- **What is being asked**:
Copy word for word the lines of the entries from the line containing "- x-tick-label: 08:45: [67, 133, 84, 140]" through the line containing "- y-tick-label: 10⁻⁵: [23, 344, 37, 351]", including both of those lines.

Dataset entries
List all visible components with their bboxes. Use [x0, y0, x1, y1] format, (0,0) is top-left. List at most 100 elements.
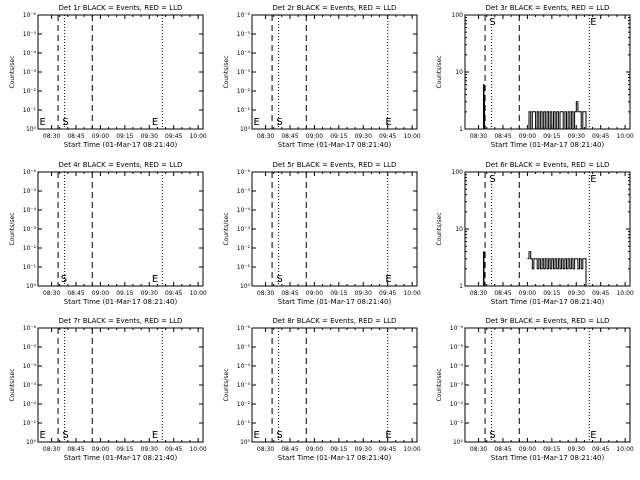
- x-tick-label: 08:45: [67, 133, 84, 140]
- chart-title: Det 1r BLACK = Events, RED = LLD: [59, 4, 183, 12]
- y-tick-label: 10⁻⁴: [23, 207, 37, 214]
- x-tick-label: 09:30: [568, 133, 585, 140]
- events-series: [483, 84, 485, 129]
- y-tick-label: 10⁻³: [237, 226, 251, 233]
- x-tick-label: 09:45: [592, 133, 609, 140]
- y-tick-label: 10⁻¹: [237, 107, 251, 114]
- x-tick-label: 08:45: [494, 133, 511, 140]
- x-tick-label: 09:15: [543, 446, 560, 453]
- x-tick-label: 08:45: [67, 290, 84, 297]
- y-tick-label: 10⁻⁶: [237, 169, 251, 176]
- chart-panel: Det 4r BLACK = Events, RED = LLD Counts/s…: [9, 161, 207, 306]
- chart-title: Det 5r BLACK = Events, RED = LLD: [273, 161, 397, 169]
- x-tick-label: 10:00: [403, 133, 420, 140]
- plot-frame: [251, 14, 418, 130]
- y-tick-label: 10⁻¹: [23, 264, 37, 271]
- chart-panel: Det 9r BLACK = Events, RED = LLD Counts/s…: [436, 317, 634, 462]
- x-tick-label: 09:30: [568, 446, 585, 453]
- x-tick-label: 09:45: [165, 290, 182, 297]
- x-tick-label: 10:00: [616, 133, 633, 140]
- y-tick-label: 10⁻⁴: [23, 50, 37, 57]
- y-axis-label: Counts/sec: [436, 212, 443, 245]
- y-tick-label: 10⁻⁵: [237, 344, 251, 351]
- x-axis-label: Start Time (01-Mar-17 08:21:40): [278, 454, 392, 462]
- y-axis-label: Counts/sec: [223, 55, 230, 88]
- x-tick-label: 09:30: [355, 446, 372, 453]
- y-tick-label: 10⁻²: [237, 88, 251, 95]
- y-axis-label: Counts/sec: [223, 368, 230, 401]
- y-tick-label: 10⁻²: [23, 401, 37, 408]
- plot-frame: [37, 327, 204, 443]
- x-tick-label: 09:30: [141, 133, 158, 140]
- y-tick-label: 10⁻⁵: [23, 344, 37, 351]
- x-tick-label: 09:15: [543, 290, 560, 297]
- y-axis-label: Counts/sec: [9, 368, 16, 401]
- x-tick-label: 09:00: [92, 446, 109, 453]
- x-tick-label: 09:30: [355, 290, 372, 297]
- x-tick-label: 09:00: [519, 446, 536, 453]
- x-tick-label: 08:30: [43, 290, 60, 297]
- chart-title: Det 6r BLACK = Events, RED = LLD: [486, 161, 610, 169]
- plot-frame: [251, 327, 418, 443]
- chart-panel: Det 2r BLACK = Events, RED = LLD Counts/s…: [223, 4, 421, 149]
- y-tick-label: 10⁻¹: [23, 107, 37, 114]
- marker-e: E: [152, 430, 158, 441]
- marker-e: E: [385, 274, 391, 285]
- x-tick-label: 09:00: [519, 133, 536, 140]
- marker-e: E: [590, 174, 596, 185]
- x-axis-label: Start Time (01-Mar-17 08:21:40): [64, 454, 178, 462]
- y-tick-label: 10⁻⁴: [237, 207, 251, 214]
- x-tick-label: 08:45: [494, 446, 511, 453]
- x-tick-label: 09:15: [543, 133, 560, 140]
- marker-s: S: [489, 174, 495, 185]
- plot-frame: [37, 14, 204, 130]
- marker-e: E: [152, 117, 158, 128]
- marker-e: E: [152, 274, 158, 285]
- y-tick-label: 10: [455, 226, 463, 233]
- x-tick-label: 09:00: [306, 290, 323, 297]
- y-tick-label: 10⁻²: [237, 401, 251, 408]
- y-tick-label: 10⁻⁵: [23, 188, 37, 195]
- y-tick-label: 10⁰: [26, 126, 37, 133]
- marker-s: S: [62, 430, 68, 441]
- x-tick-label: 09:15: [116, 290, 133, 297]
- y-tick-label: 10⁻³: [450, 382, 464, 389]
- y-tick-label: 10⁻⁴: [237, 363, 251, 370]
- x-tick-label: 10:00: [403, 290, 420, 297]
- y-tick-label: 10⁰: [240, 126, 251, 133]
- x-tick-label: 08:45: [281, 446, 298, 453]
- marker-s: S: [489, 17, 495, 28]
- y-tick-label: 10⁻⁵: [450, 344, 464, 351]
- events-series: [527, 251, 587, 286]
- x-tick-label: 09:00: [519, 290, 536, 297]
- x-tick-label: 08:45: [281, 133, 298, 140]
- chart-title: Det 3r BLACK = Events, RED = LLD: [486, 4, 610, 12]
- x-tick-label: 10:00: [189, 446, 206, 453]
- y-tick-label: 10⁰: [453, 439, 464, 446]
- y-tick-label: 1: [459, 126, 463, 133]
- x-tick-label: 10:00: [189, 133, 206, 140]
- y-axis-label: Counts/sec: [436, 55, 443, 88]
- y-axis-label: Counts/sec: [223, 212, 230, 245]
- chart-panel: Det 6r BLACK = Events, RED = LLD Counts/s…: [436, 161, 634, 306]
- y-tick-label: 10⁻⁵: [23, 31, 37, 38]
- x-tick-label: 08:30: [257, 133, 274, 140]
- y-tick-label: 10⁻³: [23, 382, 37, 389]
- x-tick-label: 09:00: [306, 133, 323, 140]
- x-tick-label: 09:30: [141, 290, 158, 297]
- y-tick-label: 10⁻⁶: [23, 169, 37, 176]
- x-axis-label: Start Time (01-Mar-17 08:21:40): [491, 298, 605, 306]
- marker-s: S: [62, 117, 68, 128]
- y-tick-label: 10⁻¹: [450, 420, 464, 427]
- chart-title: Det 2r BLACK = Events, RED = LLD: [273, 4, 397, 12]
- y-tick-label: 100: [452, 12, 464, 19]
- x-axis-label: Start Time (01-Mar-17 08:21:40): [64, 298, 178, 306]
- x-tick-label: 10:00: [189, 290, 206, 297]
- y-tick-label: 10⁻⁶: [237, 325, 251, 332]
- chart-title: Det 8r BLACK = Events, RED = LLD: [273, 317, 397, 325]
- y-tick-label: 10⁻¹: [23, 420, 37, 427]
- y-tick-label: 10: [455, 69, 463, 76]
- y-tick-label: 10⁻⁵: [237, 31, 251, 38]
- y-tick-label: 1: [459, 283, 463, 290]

==

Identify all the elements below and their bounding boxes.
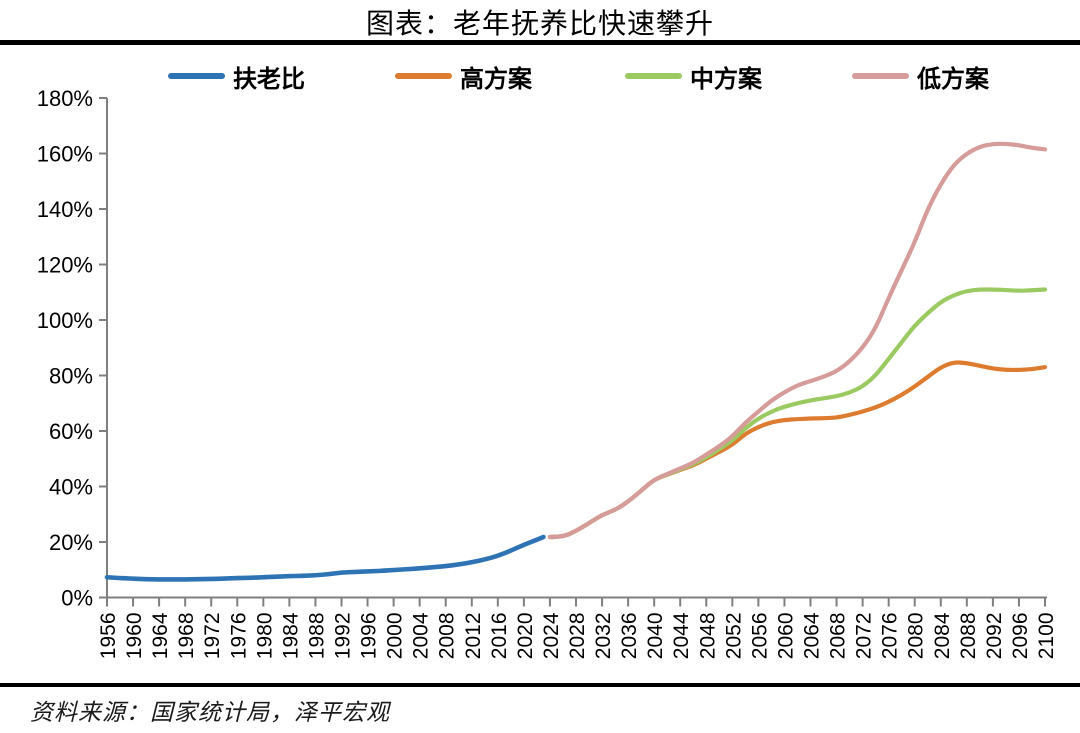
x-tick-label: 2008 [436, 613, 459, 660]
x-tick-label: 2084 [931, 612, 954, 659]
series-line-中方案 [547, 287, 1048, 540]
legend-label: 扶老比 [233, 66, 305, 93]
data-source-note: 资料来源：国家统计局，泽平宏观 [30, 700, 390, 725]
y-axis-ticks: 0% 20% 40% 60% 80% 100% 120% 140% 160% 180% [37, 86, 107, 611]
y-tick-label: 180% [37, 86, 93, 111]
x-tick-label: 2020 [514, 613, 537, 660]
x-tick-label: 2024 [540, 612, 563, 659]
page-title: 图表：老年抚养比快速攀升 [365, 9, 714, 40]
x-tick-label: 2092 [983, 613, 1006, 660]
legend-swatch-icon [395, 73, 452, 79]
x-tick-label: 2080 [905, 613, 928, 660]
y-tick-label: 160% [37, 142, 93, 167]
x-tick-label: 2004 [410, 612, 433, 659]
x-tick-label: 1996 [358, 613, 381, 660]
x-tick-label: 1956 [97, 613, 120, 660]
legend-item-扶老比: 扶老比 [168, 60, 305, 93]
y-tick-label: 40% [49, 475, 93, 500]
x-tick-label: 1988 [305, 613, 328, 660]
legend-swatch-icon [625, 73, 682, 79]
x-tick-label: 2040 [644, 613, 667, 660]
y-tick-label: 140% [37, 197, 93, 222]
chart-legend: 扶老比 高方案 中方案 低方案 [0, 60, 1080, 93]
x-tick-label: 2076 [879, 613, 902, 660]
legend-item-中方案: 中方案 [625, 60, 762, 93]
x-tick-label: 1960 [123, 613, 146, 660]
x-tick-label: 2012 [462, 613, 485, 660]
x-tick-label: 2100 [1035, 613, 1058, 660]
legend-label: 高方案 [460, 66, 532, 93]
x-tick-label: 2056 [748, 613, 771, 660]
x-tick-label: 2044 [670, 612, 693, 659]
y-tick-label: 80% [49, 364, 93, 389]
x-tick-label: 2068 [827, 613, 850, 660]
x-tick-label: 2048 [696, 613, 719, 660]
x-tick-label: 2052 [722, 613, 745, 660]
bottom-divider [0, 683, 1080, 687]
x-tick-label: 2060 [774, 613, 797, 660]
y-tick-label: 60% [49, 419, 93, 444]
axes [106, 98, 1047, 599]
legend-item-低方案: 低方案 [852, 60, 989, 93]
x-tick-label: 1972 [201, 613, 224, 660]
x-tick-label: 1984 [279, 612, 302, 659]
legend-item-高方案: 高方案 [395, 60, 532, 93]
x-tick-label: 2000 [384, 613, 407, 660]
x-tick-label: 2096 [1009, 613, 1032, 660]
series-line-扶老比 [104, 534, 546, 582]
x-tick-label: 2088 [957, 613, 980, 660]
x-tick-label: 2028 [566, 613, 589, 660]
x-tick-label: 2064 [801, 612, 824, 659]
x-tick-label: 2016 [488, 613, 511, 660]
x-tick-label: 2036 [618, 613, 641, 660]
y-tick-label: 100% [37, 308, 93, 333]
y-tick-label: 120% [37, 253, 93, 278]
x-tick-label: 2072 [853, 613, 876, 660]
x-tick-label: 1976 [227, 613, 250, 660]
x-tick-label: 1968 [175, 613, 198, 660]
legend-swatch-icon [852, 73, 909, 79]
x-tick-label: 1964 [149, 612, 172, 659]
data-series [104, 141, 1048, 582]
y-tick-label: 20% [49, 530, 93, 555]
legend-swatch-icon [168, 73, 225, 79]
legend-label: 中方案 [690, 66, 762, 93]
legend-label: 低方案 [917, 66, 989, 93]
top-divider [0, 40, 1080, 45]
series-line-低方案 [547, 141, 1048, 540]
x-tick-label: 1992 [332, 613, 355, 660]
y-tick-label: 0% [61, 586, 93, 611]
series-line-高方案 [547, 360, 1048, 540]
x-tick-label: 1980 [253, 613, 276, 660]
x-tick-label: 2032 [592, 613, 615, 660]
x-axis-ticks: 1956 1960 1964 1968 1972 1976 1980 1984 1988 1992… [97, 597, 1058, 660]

- **Expected answer**:
- x-tick-label: 08:45: [67, 133, 84, 140]
- chart-title: Det 1r BLACK = Events, RED = LLD: [59, 4, 183, 12]
- y-tick-label: 10⁻⁴: [23, 207, 37, 214]
- x-tick-label: 09:30: [568, 133, 585, 140]
- events-series: [483, 84, 485, 129]
- y-tick-label: 10⁻³: [237, 226, 251, 233]
- x-tick-label: 09:45: [592, 133, 609, 140]
- y-tick-label: 10⁻¹: [237, 107, 251, 114]
- x-tick-label: 08:45: [494, 133, 511, 140]
- x-tick-label: 09:15: [543, 446, 560, 453]
- x-tick-label: 08:45: [67, 290, 84, 297]
- y-tick-label: 10⁻⁶: [237, 169, 251, 176]
- chart-panel: Det 4r BLACK = Events, RED = LLD Counts/s…: [9, 161, 207, 306]
- chart-title: Det 5r BLACK = Events, RED = LLD: [273, 161, 397, 169]
- x-tick-label: 10:00: [403, 133, 420, 140]
- plot-frame: [251, 14, 418, 130]
- y-tick-label: 10⁻¹: [23, 264, 37, 271]
- chart-panel: Det 9r BLACK = Events, RED = LLD Counts/s…: [436, 317, 634, 462]
- x-tick-label: 09:30: [568, 446, 585, 453]
- x-tick-label: 09:45: [165, 290, 182, 297]
- x-tick-label: 10:00: [616, 133, 633, 140]
- y-tick-label: 10⁻⁴: [23, 50, 37, 57]
- y-axis-label: Counts/sec: [436, 212, 443, 245]
- y-tick-label: 10⁻⁵: [237, 344, 251, 351]
- x-axis-label: Start Time (01-Mar-17 08:21:40): [278, 454, 392, 462]
- y-axis-label: Counts/sec: [223, 55, 230, 88]
- x-tick-label: 09:30: [355, 446, 372, 453]
- y-tick-label: 10⁻²: [237, 88, 251, 95]
- y-axis-label: Counts/sec: [223, 368, 230, 401]
- y-tick-label: 10⁻²: [23, 401, 37, 408]
- plot-frame: [37, 327, 204, 443]
- x-tick-label: 09:30: [141, 133, 158, 140]
- y-tick-label: 10⁻⁵: [23, 344, 37, 351]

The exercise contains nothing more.